[REQUIREMENT]: Omit every picture, then give all the entries again exactly.

** start INPUT RECORDS **

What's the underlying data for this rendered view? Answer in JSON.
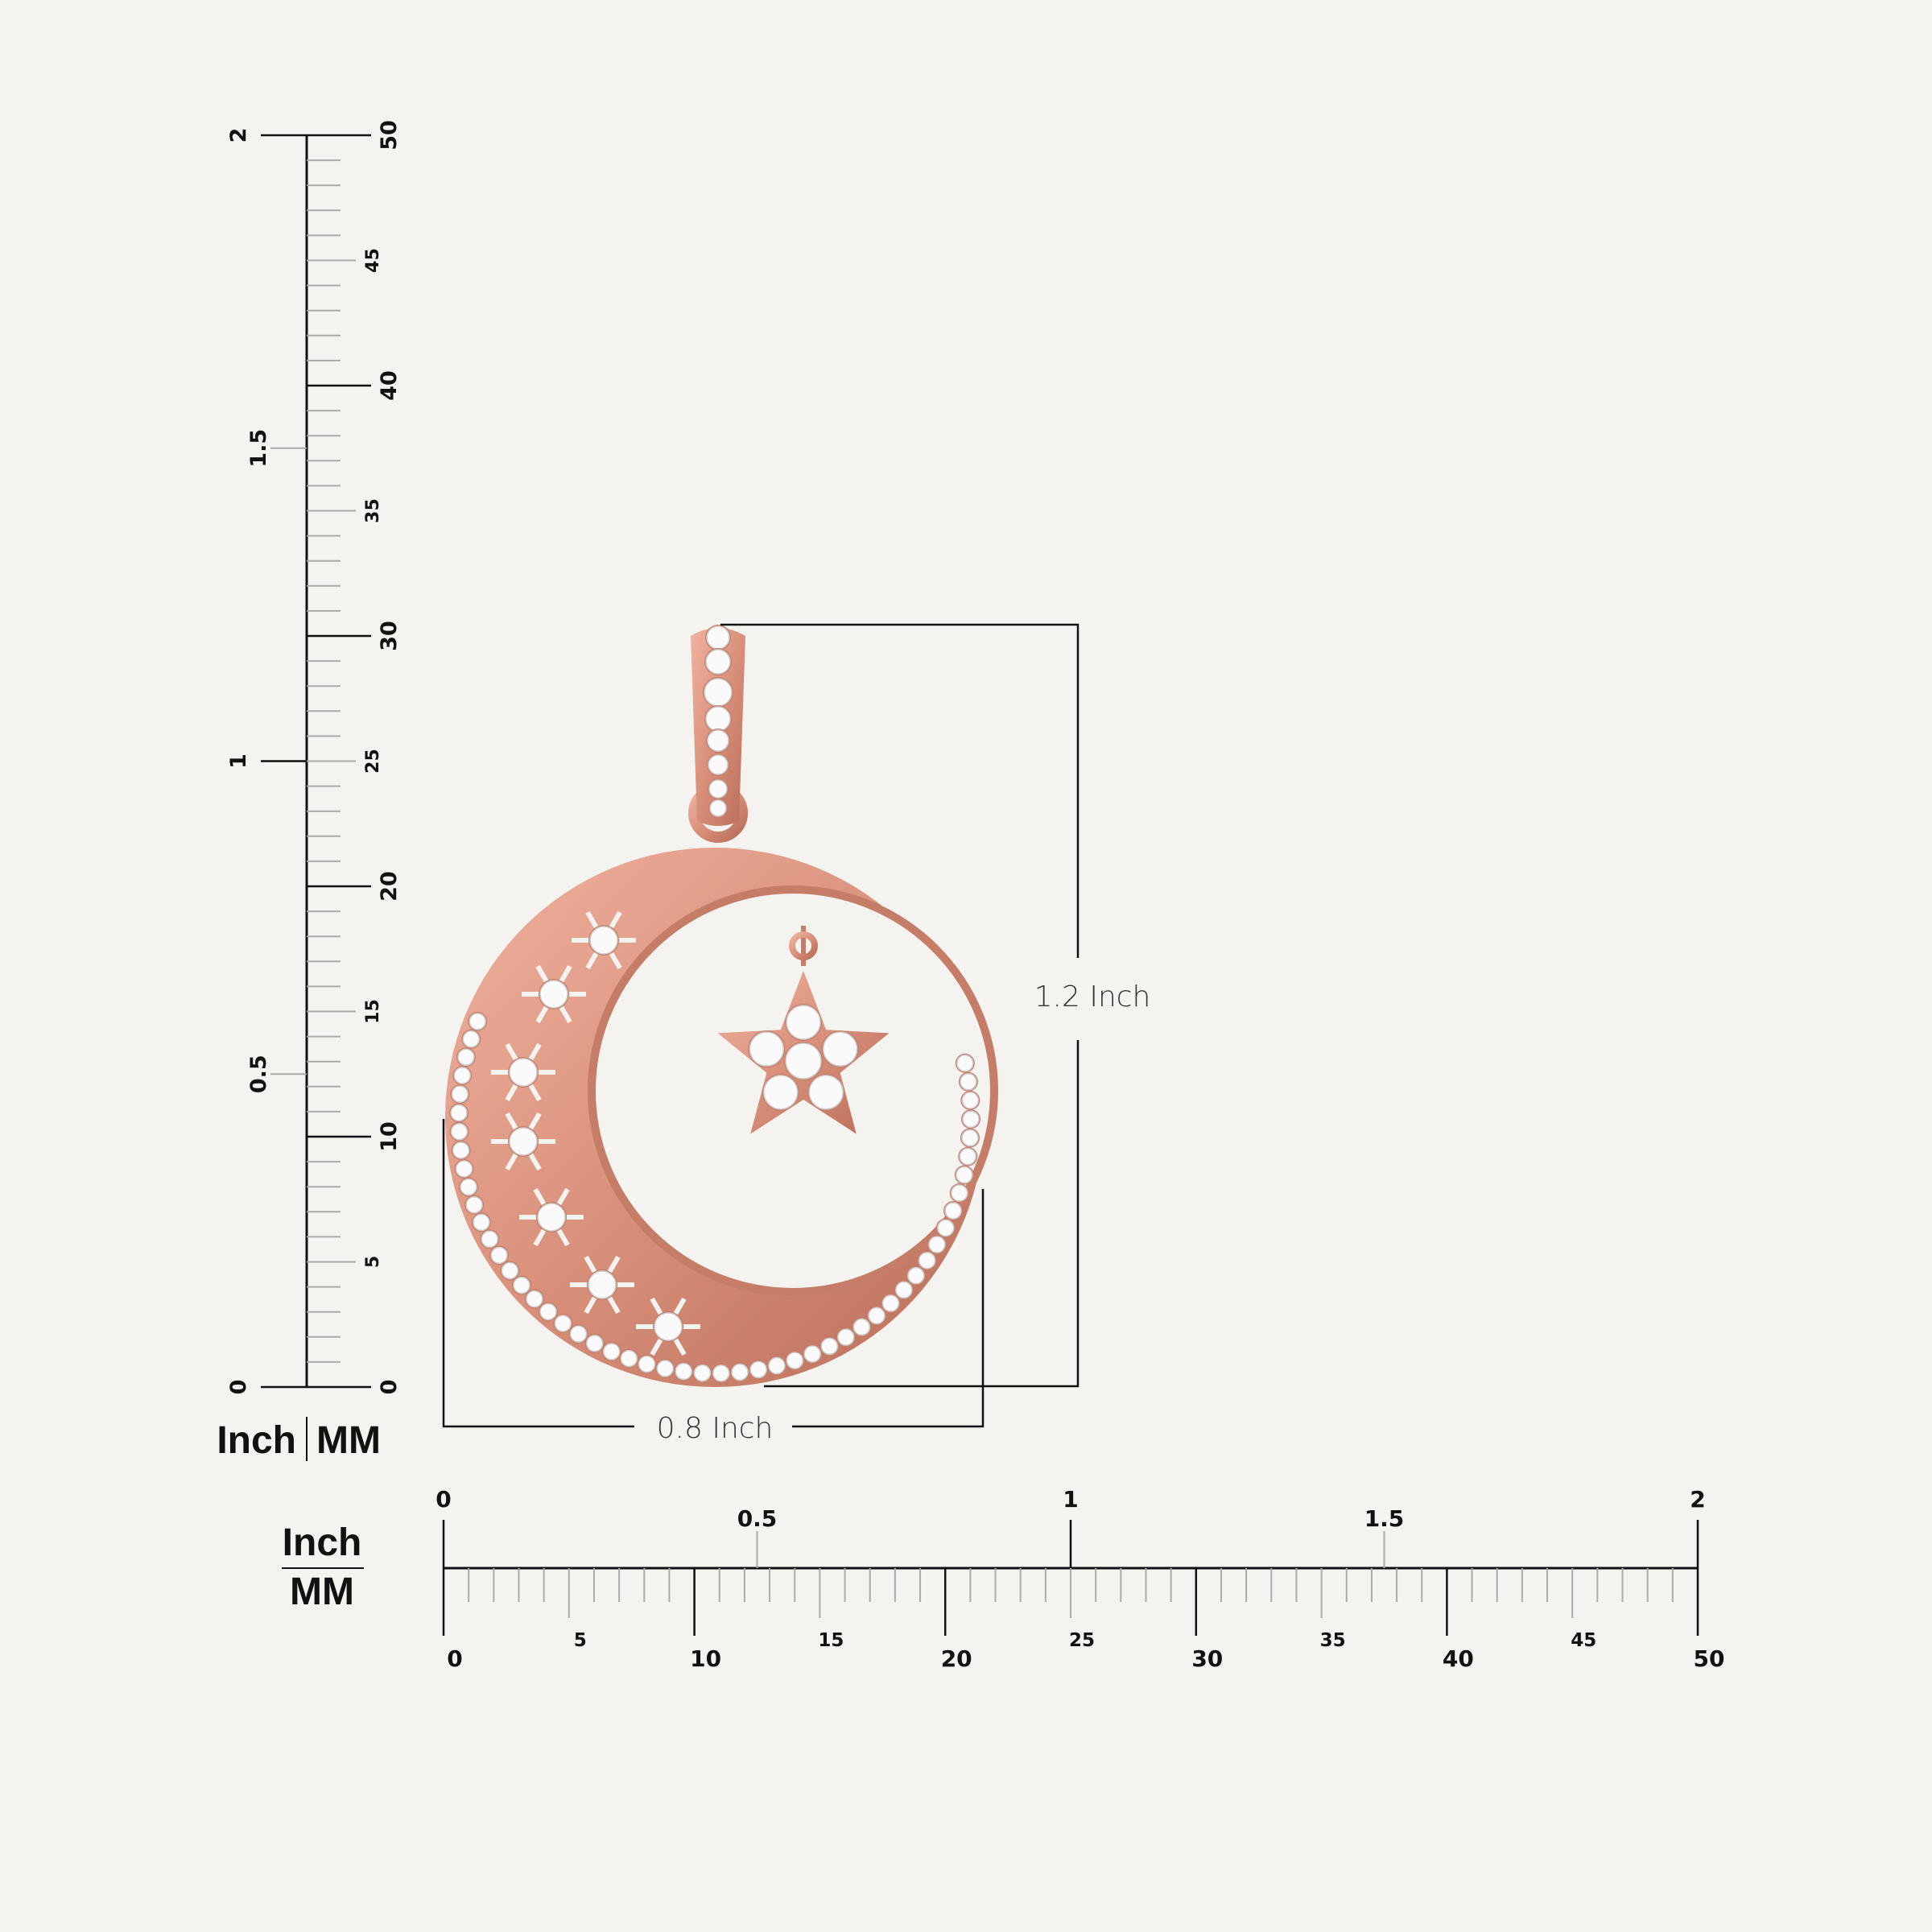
{
  "vertical_ruler": {
    "unit_label_inch": "Inch",
    "unit_label_mm": "MM",
    "inch_labels": [
      "0",
      "0.5",
      "1",
      "1.5",
      "2"
    ],
    "mm_labels": [
      "0",
      "5",
      "10",
      "15",
      "20",
      "25",
      "30",
      "35",
      "40",
      "45",
      "50"
    ]
  },
  "horizontal_ruler": {
    "unit_label_inch": "Inch",
    "unit_label_mm": "MM",
    "inch_labels": [
      "0",
      "0.5",
      "1",
      "1.5",
      "2"
    ],
    "mm_labels": [
      "0",
      "5",
      "10",
      "15",
      "20",
      "25",
      "30",
      "35",
      "40",
      "45",
      "50"
    ]
  },
  "dimensions": {
    "height": "1.2 Inch",
    "width": "0.8 Inch"
  },
  "product": {
    "name": "crescent-moon-star-pendant",
    "metal_color": "#d9907a",
    "stone_color": "#ffffff"
  }
}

** end INPUT RECORDS **

[COMPLETE OUTPUT]:
What's the underlying data for this rendered view? Answer in JSON.
{
  "vertical_ruler": {
    "unit_label_inch": "Inch",
    "unit_label_mm": "MM",
    "inch_labels": [
      "0",
      "0.5",
      "1",
      "1.5",
      "2"
    ],
    "mm_labels": [
      "0",
      "5",
      "10",
      "15",
      "20",
      "25",
      "30",
      "35",
      "40",
      "45",
      "50"
    ]
  },
  "horizontal_ruler": {
    "unit_label_inch": "Inch",
    "unit_label_mm": "MM",
    "inch_labels": [
      "0",
      "0.5",
      "1",
      "1.5",
      "2"
    ],
    "mm_labels": [
      "0",
      "5",
      "10",
      "15",
      "20",
      "25",
      "30",
      "35",
      "40",
      "45",
      "50"
    ]
  },
  "dimensions": {
    "height": "1.2 Inch",
    "width": "0.8 Inch"
  },
  "product": {
    "name": "crescent-moon-star-pendant",
    "metal_color": "#d9907a",
    "stone_color": "#ffffff"
  }
}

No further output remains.